((

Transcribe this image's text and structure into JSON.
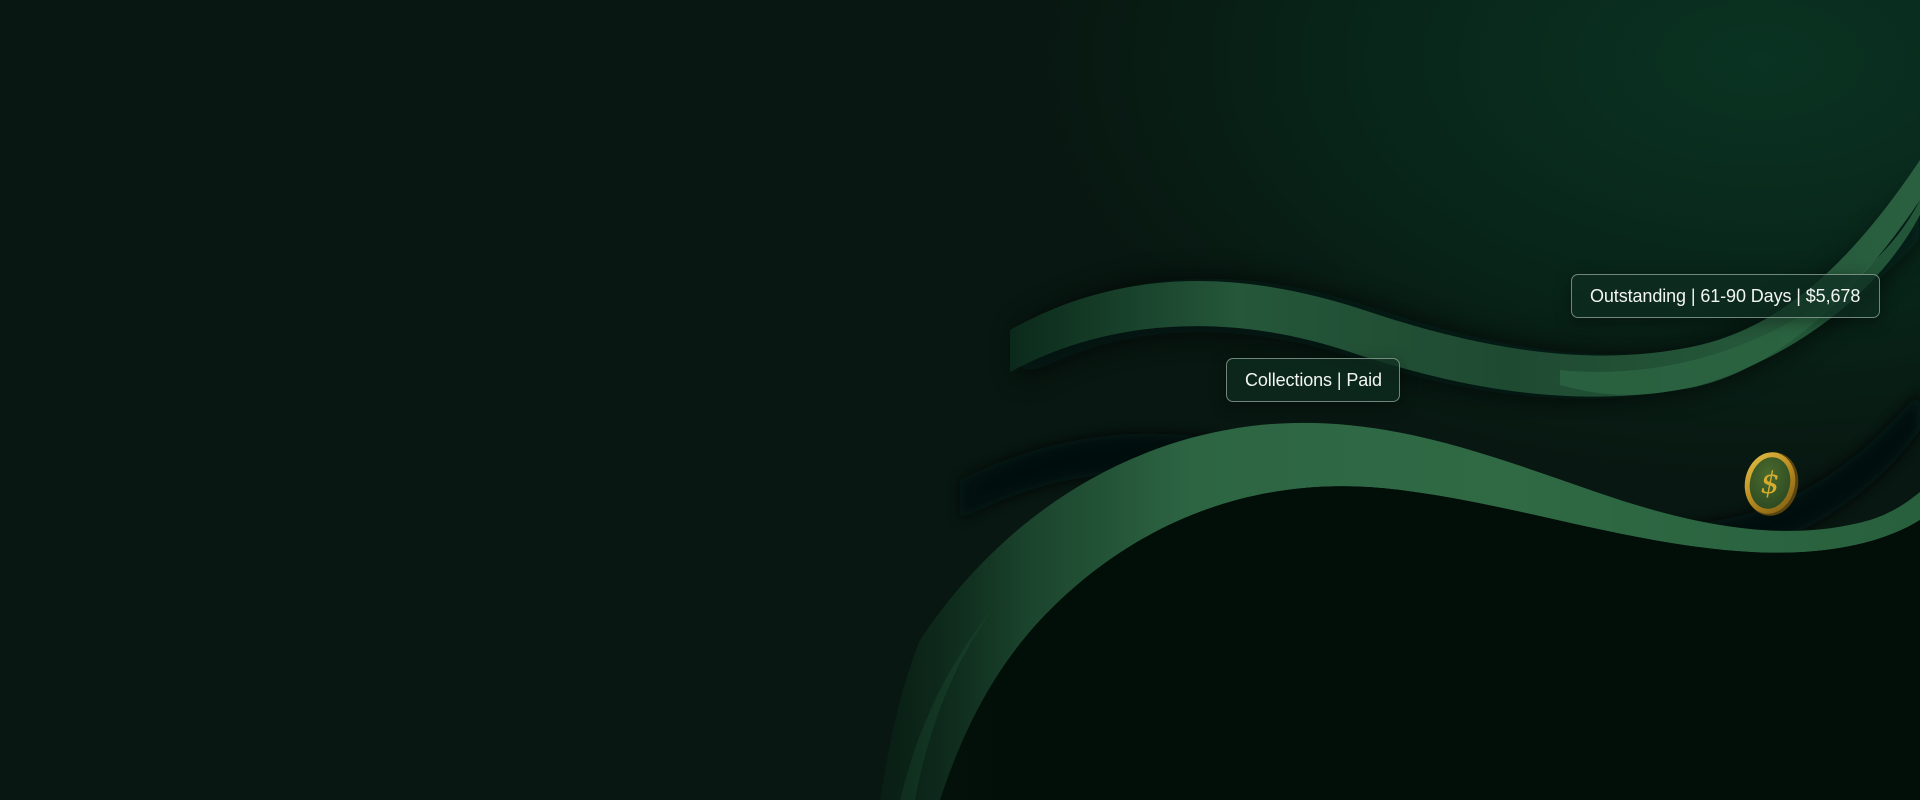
{
  "tags": {
    "collections": "Collections | Paid",
    "outstanding": "Outstanding | 61-90 Days | $5,678"
  },
  "coin": {
    "symbol": "$",
    "icon": "dollar-coin-icon",
    "color": "#c9a22b"
  },
  "colors": {
    "background": "#081711",
    "ribbon_light": "#2f6a44",
    "ribbon_dark": "#0a2818"
  }
}
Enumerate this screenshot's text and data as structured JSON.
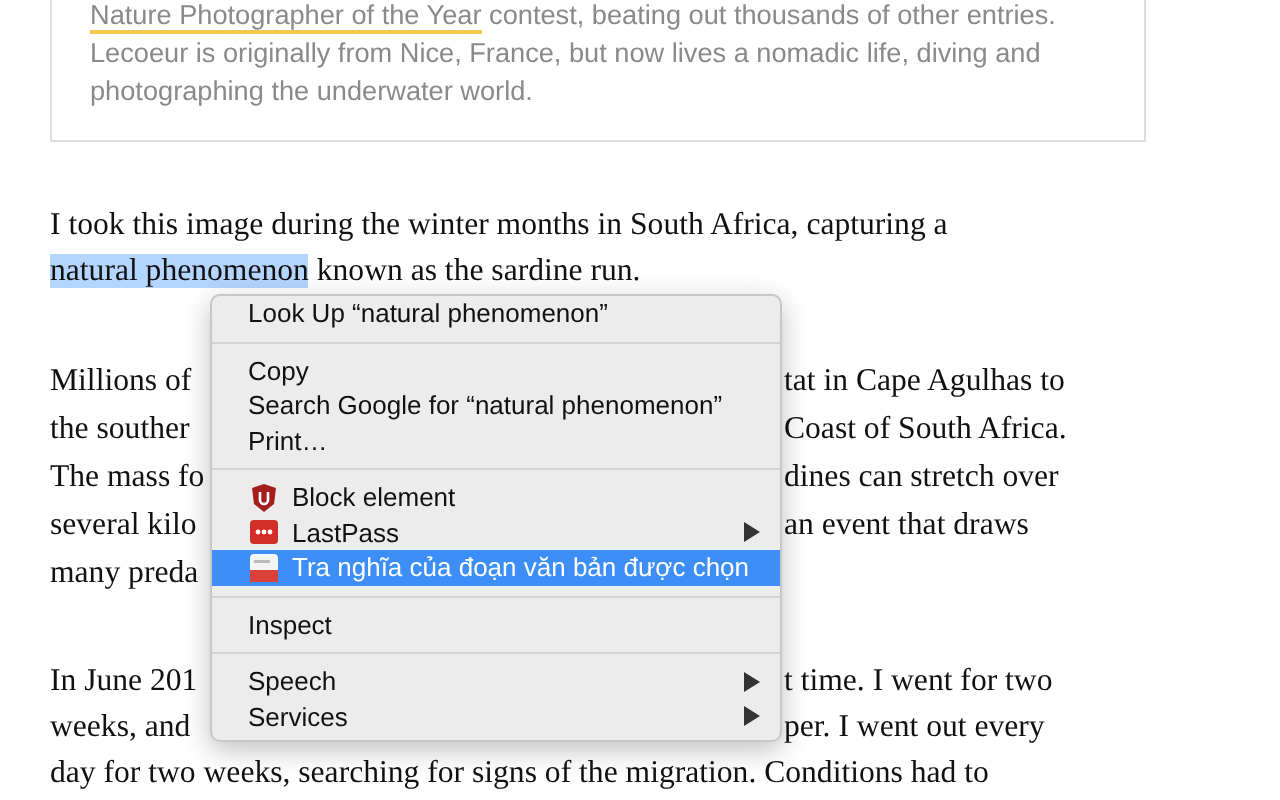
{
  "caption": {
    "link": "Nature Photographer of the Year",
    "lines": [
      " contest, beating out thousands of other entries.",
      "Lecoeur is originally from Nice, France, but now lives a nomadic life, diving and",
      "photographing the underwater world."
    ]
  },
  "article": [
    {
      "lines": [
        {
          "text": "I took this image during the winter months in South Africa, capturing a"
        },
        {
          "selection": "natural phenomenon",
          "text": " known as the sardine run."
        }
      ]
    },
    {
      "lines": [
        {
          "left": "Millions of",
          "right": "tat in Cape Agulhas to"
        },
        {
          "left": "the souther",
          "right": "Coast of South Africa."
        },
        {
          "left": "The mass fo",
          "right": "dines can stretch over"
        },
        {
          "left": "several kilo",
          "right": "an event that draws"
        },
        {
          "left": "many preda"
        }
      ]
    },
    {
      "lines": [
        {
          "left": "In June 201",
          "right": "t time. I went for two"
        },
        {
          "left": "weeks, and",
          "right": "per. I went out every"
        },
        {
          "text": "day for two weeks, searching for signs of the migration. Conditions had to"
        }
      ]
    }
  ],
  "menu": {
    "items": [
      {
        "kind": "item",
        "label": "Look Up “natural phenomenon”",
        "submenu": false,
        "selected": false
      },
      {
        "kind": "separator"
      },
      {
        "kind": "item",
        "label": "Copy",
        "submenu": false,
        "selected": false
      },
      {
        "kind": "item",
        "label": "Search Google for “natural phenomenon”",
        "submenu": false,
        "selected": false
      },
      {
        "kind": "item",
        "label": "Print…",
        "submenu": false,
        "selected": false
      },
      {
        "kind": "separator"
      },
      {
        "kind": "adblock",
        "label": "Block element",
        "submenu": false,
        "selected": false
      },
      {
        "kind": "password",
        "label": "LastPass",
        "submenu": true,
        "selected": false
      },
      {
        "kind": "dictionary",
        "label": "Tra nghĩa của đoạn văn bản được chọn",
        "submenu": false,
        "selected": true
      },
      {
        "kind": "separator"
      },
      {
        "kind": "item",
        "label": "Inspect",
        "submenu": false,
        "selected": false
      },
      {
        "kind": "separator"
      },
      {
        "kind": "item",
        "label": "Speech",
        "submenu": true,
        "selected": false
      },
      {
        "kind": "item",
        "label": "Services",
        "submenu": true,
        "selected": false
      }
    ]
  }
}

))

** STATED PROBLEM **
From the data above, copy each line that holds "weeks".

** RESPONSE TO THE EXERCISE **
          "left": "weeks, and",
          "text": "day for two weeks, searching for signs of the migration. Conditions had to"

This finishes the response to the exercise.